§ **RECORDS PROVIDED**:
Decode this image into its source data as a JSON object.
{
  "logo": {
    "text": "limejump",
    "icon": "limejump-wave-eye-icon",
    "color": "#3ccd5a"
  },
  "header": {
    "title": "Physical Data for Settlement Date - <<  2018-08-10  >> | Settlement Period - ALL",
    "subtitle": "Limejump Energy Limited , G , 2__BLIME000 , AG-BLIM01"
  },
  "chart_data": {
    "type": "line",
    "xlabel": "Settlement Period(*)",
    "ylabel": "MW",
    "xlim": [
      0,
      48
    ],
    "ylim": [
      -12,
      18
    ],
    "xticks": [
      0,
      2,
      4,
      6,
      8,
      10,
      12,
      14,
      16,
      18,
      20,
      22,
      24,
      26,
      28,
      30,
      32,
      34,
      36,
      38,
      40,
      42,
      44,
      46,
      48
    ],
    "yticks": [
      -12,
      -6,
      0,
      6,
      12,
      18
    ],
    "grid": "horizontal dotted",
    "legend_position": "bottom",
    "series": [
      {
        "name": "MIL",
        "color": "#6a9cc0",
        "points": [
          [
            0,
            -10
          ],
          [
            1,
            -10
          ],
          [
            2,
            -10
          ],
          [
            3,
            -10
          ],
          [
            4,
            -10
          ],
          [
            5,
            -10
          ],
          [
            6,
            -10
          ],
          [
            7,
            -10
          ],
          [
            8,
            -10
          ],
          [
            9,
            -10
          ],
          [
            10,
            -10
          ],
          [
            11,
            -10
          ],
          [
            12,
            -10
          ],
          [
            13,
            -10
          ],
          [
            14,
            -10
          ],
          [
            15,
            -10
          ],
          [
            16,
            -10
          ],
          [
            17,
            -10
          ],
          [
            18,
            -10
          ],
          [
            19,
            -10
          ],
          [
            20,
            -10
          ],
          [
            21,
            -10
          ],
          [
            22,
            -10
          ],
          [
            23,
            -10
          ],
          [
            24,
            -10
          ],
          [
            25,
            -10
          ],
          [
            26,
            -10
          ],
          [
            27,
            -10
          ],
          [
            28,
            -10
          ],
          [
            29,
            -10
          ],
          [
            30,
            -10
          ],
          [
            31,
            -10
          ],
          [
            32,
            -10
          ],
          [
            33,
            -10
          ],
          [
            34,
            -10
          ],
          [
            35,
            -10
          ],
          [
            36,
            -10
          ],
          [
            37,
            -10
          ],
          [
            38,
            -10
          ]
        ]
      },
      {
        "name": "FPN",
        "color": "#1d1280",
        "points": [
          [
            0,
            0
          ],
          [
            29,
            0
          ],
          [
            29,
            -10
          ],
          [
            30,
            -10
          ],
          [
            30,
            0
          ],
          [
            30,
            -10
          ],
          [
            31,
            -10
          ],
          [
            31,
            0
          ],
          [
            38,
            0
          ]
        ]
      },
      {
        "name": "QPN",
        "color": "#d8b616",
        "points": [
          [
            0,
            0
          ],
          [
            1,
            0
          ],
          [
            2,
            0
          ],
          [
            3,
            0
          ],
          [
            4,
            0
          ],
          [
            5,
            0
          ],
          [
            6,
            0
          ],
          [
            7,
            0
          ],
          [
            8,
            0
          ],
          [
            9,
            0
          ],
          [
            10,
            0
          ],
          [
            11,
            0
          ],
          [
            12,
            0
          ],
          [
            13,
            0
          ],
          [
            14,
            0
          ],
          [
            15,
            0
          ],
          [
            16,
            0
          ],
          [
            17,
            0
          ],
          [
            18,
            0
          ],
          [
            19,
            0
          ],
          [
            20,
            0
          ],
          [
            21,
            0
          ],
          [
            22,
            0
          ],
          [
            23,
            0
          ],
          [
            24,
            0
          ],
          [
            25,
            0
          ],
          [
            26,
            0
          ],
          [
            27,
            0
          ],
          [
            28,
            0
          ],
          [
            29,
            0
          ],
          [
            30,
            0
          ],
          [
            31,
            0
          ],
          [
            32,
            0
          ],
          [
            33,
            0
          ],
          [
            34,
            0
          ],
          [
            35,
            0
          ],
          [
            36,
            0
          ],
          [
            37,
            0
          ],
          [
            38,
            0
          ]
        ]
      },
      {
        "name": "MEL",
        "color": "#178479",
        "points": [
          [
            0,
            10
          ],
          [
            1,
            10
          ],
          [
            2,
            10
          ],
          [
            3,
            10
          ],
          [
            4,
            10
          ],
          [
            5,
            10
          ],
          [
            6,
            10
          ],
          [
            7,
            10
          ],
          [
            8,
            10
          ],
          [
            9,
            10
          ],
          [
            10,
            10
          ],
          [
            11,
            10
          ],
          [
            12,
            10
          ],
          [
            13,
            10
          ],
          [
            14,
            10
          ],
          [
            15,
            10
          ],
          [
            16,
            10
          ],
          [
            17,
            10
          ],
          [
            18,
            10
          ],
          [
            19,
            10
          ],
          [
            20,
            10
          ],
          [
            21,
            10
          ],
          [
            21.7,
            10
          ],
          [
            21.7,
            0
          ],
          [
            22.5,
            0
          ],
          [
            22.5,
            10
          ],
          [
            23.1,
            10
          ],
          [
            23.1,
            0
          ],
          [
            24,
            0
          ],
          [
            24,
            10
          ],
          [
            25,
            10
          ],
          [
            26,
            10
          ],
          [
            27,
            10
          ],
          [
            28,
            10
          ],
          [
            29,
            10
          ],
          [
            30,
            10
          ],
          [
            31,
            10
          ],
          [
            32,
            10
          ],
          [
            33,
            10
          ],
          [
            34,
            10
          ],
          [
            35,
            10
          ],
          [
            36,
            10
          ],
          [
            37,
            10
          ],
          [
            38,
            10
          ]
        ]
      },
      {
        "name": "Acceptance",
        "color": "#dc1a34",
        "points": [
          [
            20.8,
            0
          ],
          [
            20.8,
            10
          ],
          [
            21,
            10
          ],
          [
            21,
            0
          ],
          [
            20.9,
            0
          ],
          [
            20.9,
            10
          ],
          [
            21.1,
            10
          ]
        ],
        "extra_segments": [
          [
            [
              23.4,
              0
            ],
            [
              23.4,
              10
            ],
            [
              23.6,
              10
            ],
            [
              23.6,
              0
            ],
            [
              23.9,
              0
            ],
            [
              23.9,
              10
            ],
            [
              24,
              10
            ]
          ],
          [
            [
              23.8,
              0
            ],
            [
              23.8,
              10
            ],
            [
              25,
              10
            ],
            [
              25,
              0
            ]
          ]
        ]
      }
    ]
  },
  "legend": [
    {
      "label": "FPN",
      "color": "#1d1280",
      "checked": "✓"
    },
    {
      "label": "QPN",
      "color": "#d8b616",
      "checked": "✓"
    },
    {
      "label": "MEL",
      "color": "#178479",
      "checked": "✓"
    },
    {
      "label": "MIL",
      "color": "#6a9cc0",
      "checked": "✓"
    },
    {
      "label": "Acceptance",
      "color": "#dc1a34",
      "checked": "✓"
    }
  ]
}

§ **GOAL**: Select all lines in the listing above where the word "name" appears, and show them.

§ **TASK OUTPUT**:
        "name": "MIL",
        "name": "FPN",
        "name": "QPN",
        "name": "MEL",
        "name": "Acceptance",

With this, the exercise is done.